**Records**
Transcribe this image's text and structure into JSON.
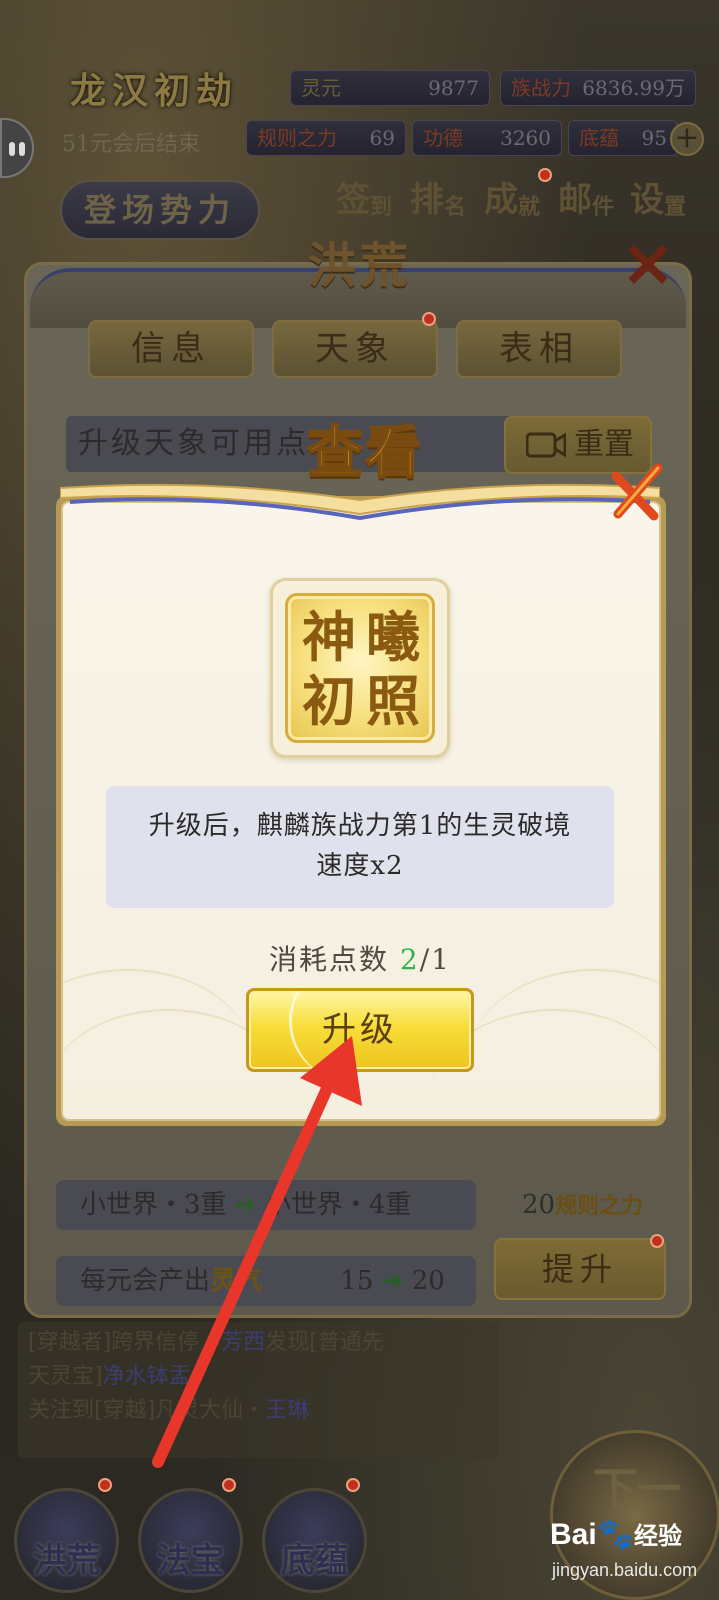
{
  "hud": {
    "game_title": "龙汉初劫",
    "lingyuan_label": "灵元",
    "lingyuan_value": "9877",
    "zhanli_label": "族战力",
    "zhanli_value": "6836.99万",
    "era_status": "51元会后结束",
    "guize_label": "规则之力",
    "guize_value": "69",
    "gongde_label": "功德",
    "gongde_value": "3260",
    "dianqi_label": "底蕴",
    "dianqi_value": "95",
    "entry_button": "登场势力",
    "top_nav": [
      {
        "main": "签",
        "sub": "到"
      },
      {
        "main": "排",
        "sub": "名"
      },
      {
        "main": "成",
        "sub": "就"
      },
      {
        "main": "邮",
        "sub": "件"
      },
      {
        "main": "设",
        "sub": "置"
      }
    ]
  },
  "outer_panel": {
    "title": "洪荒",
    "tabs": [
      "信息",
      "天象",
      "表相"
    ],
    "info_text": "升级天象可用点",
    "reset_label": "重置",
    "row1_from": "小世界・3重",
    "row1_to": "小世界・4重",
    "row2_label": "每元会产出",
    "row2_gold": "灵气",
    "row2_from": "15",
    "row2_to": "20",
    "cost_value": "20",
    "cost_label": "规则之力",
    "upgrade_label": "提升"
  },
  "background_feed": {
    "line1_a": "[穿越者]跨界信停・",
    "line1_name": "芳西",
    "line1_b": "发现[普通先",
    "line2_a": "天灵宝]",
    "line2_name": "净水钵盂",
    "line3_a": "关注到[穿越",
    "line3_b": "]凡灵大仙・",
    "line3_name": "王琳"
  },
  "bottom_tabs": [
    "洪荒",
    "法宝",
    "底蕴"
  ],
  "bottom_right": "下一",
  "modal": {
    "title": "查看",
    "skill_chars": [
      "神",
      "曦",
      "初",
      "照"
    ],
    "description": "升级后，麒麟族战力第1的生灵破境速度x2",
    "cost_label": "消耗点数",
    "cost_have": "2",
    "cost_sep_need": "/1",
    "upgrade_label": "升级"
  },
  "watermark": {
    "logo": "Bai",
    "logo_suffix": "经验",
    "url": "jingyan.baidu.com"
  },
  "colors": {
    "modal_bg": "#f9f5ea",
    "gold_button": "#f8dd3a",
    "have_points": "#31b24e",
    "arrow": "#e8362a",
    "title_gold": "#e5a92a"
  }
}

---

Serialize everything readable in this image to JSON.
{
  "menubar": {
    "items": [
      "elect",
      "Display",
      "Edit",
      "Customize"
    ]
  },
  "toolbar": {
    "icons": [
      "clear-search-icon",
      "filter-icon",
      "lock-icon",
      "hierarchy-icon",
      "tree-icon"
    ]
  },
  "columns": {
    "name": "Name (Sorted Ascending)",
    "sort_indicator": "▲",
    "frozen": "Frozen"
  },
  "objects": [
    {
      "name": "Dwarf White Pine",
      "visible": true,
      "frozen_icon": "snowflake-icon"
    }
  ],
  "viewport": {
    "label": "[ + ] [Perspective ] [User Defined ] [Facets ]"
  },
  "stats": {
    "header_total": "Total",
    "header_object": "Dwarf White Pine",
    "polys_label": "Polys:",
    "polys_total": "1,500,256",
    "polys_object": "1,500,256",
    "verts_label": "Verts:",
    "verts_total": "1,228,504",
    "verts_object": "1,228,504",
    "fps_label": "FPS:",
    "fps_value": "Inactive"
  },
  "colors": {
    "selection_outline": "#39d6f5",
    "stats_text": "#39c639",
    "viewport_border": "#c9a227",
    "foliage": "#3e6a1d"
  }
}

**Given instruction**
Your task is to gather every line with the word "Dwarf" and copy it.

**Solution for this problem**
      "name": "Dwarf White Pine",
    "header_object": "Dwarf White Pine",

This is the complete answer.